Exercise description: Please retype all of the entries below word for word.

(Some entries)
>> START

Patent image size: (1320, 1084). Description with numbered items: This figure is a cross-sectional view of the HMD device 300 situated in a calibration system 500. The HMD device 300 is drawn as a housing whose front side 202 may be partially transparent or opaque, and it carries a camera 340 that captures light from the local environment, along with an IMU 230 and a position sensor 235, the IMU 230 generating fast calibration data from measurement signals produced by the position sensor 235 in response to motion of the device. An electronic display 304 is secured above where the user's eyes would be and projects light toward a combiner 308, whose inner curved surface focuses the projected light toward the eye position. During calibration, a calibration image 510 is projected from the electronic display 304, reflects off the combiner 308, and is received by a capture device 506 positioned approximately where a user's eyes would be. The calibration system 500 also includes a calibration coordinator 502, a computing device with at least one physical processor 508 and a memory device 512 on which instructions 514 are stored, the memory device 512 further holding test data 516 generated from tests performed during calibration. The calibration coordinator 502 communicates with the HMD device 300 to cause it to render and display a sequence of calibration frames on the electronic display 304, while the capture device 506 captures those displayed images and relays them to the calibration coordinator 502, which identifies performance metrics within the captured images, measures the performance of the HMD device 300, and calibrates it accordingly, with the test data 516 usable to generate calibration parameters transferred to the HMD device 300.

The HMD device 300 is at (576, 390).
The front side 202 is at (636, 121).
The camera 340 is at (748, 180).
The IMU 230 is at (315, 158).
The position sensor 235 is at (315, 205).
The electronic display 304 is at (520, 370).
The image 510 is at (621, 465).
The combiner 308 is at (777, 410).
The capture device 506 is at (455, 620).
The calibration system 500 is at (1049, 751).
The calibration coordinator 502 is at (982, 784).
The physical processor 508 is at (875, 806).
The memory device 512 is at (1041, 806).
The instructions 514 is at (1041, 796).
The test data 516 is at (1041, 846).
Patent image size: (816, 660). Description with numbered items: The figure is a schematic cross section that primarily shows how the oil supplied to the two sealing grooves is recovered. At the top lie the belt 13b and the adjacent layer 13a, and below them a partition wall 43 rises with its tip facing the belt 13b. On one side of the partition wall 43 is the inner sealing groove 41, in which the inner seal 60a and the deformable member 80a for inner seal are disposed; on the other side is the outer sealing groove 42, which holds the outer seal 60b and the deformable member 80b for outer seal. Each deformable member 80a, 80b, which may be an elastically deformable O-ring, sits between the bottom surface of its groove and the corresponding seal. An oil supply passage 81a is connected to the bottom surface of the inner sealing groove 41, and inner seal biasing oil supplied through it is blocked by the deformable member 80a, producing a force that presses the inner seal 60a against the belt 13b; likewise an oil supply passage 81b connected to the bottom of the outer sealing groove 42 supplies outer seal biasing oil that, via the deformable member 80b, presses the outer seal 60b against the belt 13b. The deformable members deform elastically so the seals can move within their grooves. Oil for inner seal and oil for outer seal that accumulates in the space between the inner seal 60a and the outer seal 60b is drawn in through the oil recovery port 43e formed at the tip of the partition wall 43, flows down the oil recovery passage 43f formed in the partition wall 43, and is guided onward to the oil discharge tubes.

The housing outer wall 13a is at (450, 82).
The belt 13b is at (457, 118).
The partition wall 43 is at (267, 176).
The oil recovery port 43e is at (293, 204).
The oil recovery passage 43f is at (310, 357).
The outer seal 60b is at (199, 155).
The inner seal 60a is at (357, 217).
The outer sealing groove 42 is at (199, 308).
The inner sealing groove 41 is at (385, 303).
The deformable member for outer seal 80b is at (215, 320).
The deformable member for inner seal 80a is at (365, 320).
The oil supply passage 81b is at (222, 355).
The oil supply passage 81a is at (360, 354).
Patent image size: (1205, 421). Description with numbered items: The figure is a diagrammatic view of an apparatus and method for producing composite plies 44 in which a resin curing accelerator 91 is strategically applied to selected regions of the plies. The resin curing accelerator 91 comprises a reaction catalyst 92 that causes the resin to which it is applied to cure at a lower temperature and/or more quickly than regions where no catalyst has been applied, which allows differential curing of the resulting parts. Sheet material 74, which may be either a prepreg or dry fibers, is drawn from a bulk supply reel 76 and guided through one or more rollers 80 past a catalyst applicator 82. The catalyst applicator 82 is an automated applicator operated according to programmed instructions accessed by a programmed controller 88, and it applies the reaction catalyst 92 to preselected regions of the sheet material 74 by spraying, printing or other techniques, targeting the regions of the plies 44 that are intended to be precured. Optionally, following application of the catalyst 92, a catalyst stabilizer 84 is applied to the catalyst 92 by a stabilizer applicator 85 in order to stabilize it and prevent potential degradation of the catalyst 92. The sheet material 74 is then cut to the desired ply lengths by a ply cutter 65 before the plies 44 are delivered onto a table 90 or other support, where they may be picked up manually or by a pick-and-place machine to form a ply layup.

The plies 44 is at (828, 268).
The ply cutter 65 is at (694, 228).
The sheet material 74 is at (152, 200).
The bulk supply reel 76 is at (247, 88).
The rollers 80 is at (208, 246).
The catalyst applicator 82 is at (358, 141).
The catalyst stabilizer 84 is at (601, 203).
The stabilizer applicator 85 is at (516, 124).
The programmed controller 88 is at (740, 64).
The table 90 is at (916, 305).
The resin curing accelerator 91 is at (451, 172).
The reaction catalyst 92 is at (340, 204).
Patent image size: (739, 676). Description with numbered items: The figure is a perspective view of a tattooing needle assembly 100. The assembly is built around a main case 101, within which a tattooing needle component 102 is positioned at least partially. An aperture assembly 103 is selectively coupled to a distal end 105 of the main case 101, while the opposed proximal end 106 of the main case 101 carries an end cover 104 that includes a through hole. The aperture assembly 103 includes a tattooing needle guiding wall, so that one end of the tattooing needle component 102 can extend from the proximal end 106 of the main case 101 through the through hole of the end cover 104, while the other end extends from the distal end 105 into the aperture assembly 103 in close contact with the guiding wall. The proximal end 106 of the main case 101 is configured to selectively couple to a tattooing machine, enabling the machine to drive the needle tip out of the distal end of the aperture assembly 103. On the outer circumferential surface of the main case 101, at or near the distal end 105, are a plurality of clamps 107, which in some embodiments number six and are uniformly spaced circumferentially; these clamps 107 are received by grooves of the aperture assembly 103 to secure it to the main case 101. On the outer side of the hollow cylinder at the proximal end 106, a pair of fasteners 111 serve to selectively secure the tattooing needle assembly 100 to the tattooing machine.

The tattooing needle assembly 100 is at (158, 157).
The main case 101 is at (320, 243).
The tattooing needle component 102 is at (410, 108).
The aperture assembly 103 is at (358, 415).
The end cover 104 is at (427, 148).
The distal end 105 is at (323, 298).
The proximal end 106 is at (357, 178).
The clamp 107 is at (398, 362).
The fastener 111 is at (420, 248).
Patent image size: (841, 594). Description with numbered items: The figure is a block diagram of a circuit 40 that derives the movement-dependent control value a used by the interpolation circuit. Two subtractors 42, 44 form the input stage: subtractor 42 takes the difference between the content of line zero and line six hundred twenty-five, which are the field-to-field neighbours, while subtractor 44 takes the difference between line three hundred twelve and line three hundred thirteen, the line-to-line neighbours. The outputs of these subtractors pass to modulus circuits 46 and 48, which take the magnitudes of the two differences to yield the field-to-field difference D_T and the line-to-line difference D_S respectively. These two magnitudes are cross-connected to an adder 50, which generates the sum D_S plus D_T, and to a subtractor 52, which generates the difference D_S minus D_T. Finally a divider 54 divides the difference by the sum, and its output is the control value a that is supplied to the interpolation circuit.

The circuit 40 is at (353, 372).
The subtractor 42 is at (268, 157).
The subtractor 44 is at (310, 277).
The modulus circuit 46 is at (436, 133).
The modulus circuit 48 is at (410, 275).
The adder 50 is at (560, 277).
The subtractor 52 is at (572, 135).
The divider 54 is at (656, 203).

>> END

Task response:
Patent image size: (1320, 1084). Description with numbered items: This figure is a cross-sectional view of the HMD device 300 situated in a calibration system 500. The HMD device 300 is drawn as a housing whose front side 202 may be partially transparent or opaque, and it carries a camera 340 that captures light from the local environment, along with an IMU 230 and a position sensor 235, the IMU 230 generating fast calibration data from measurement signals produced by the position sensor 235 in response to motion of the device. An electronic display 304 is secured above where the user's eyes would be and projects light toward a combiner 308, whose inner curved surface focuses the projected light toward the eye position. During calibration, a calibration image 510 is projected from the electronic display 304, reflects off the combiner 308, and is received by a capture device 506 positioned approximately where a user's eyes would be. The calibration system 500 also includes a calibration coordinator 502, a computing device with at least one physical processor 508 and a memory device 512 on which instructions 514 are stored, the memory device 512 further holding test data 516 generated from tests performed during calibration. The calibration coordinator 502 communicates with the HMD device 300 to cause it to render and display a sequence of calibration frames on the electronic display 304, while the capture device 506 captures those displayed images and relays them to the calibration coordinator 502, which identifies performance metrics within the captured images, measures the performance of the HMD device 300, and calibrates it accordingly, with the test data 516 usable to generate calibration parameters transferred to the HMD device 300.

The HMD device 300 is at (576, 390).
The front side 202 is at (636, 121).
The camera 340 is at (748, 180).
The IMU 230 is at (315, 158).
The position sensor 235 is at (315, 205).
The electronic display 304 is at (520, 370).
The image 510 is at (621, 465).
The combiner 308 is at (777, 410).
The capture device 506 is at (455, 620).
The calibration system 500 is at (1049, 751).
The calibration coordinator 502 is at (982, 784).
The physical processor 508 is at (875, 806).
The memory device 512 is at (1041, 806).
The instructions 514 is at (1041, 796).
The test data 516 is at (1041, 846).
Patent image size: (816, 660). Description with numbered items: The figure is a schematic cross section that primarily shows how the oil supplied to the two sealing grooves is recovered. At the top lie the belt 13b and the adjacent layer 13a, and below them a partition wall 43 rises with its tip facing the belt 13b. On one side of the partition wall 43 is the inner sealing groove 41, in which the inner seal 60a and the deformable member 80a for inner seal are disposed; on the other side is the outer sealing groove 42, which holds the outer seal 60b and the deformable member 80b for outer seal. Each deformable member 80a, 80b, which may be an elastically deformable O-ring, sits between the bottom surface of its groove and the corresponding seal. An oil supply passage 81a is connected to the bottom surface of the inner sealing groove 41, and inner seal biasing oil supplied through it is blocked by the deformable member 80a, producing a force that presses the inner seal 60a against the belt 13b; likewise an oil supply passage 81b connected to the bottom of the outer sealing groove 42 supplies outer seal biasing oil that, via the deformable member 80b, presses the outer seal 60b against the belt 13b. The deformable members deform elastically so the seals can move within their grooves. Oil for inner seal and oil for outer seal that accumulates in the space between the inner seal 60a and the outer seal 60b is drawn in through the oil recovery port 43e formed at the tip of the partition wall 43, flows down the oil recovery passage 43f formed in the partition wall 43, and is guided onward to the oil discharge tubes.

The housing outer wall 13a is at (450, 82).
The belt 13b is at (457, 118).
The partition wall 43 is at (267, 176).
The oil recovery port 43e is at (293, 204).
The oil recovery passage 43f is at (310, 357).
The outer seal 60b is at (199, 155).
The inner seal 60a is at (357, 217).
The outer sealing groove 42 is at (199, 308).
The inner sealing groove 41 is at (385, 303).
The deformable member for outer seal 80b is at (215, 320).
The deformable member for inner seal 80a is at (365, 320).
The oil supply passage 81b is at (222, 355).
The oil supply passage 81a is at (360, 354).
Patent image size: (1205, 421). Description with numbered items: The figure is a diagrammatic view of an apparatus and method for producing composite plies 44 in which a resin curing accelerator 91 is strategically applied to selected regions of the plies. The resin curing accelerator 91 comprises a reaction catalyst 92 that causes the resin to which it is applied to cure at a lower temperature and/or more quickly than regions where no catalyst has been applied, which allows differential curing of the resulting parts. Sheet material 74, which may be either a prepreg or dry fibers, is drawn from a bulk supply reel 76 and guided through one or more rollers 80 past a catalyst applicator 82. The catalyst applicator 82 is an automated applicator operated according to programmed instructions accessed by a programmed controller 88, and it applies the reaction catalyst 92 to preselected regions of the sheet material 74 by spraying, printing or other techniques, targeting the regions of the plies 44 that are intended to be precured. Optionally, following application of the catalyst 92, a catalyst stabilizer 84 is applied to the catalyst 92 by a stabilizer applicator 85 in order to stabilize it and prevent potential degradation of the catalyst 92. The sheet material 74 is then cut to the desired ply lengths by a ply cutter 65 before the plies 44 are delivered onto a table 90 or other support, where they may be picked up manually or by a pick-and-place machine to form a ply layup.

The plies 44 is at (828, 268).
The ply cutter 65 is at (694, 228).
The sheet material 74 is at (152, 200).
The bulk supply reel 76 is at (247, 88).
The rollers 80 is at (208, 246).
The catalyst applicator 82 is at (358, 141).
The catalyst stabilizer 84 is at (601, 203).
The stabilizer applicator 85 is at (516, 124).
The programmed controller 88 is at (740, 64).
The table 90 is at (916, 305).
The resin curing accelerator 91 is at (451, 172).
The reaction catalyst 92 is at (340, 204).
Patent image size: (739, 676). Description with numbered items: The figure is a perspective view of a tattooing needle assembly 100. The assembly is built around a main case 101, within which a tattooing needle component 102 is positioned at least partially. An aperture assembly 103 is selectively coupled to a distal end 105 of the main case 101, while the opposed proximal end 106 of the main case 101 carries an end cover 104 that includes a through hole. The aperture assembly 103 includes a tattooing needle guiding wall, so that one end of the tattooing needle component 102 can extend from the proximal end 106 of the main case 101 through the through hole of the end cover 104, while the other end extends from the distal end 105 into the aperture assembly 103 in close contact with the guiding wall. The proximal end 106 of the main case 101 is configured to selectively couple to a tattooing machine, enabling the machine to drive the needle tip out of the distal end of the aperture assembly 103. On the outer circumferential surface of the main case 101, at or near the distal end 105, are a plurality of clamps 107, which in some embodiments number six and are uniformly spaced circumferentially; these clamps 107 are received by grooves of the aperture assembly 103 to secure it to the main case 101. On the outer side of the hollow cylinder at the proximal end 106, a pair of fasteners 111 serve to selectively secure the tattooing needle assembly 100 to the tattooing machine.

The tattooing needle assembly 100 is at (158, 157).
The main case 101 is at (320, 243).
The tattooing needle component 102 is at (410, 108).
The aperture assembly 103 is at (358, 415).
The end cover 104 is at (427, 148).
The distal end 105 is at (323, 298).
The proximal end 106 is at (357, 178).
The clamp 107 is at (398, 362).
The fastener 111 is at (420, 248).
Patent image size: (841, 594). Description with numbered items: The figure is a block diagram of a circuit 40 that derives the movement-dependent control value a used by the interpolation circuit. Two subtractors 42, 44 form the input stage: subtractor 42 takes the difference between the content of line zero and line six hundred twenty-five, which are the field-to-field neighbours, while subtractor 44 takes the difference between line three hundred twelve and line three hundred thirteen, the line-to-line neighbours. The outputs of these subtractors pass to modulus circuits 46 and 48, which take the magnitudes of the two differences to yield the field-to-field difference D_T and the line-to-line difference D_S respectively. These two magnitudes are cross-connected to an adder 50, which generates the sum D_S plus D_T, and to a subtractor 52, which generates the difference D_S minus D_T. Finally a divider 54 divides the difference by the sum, and its output is the control value a that is supplied to the interpolation circuit.

The circuit 40 is at (353, 372).
The subtractor 42 is at (268, 157).
The subtractor 44 is at (310, 277).
The modulus circuit 46 is at (436, 133).
The modulus circuit 48 is at (410, 275).
The adder 50 is at (560, 277).
The subtractor 52 is at (572, 135).
The divider 54 is at (656, 203).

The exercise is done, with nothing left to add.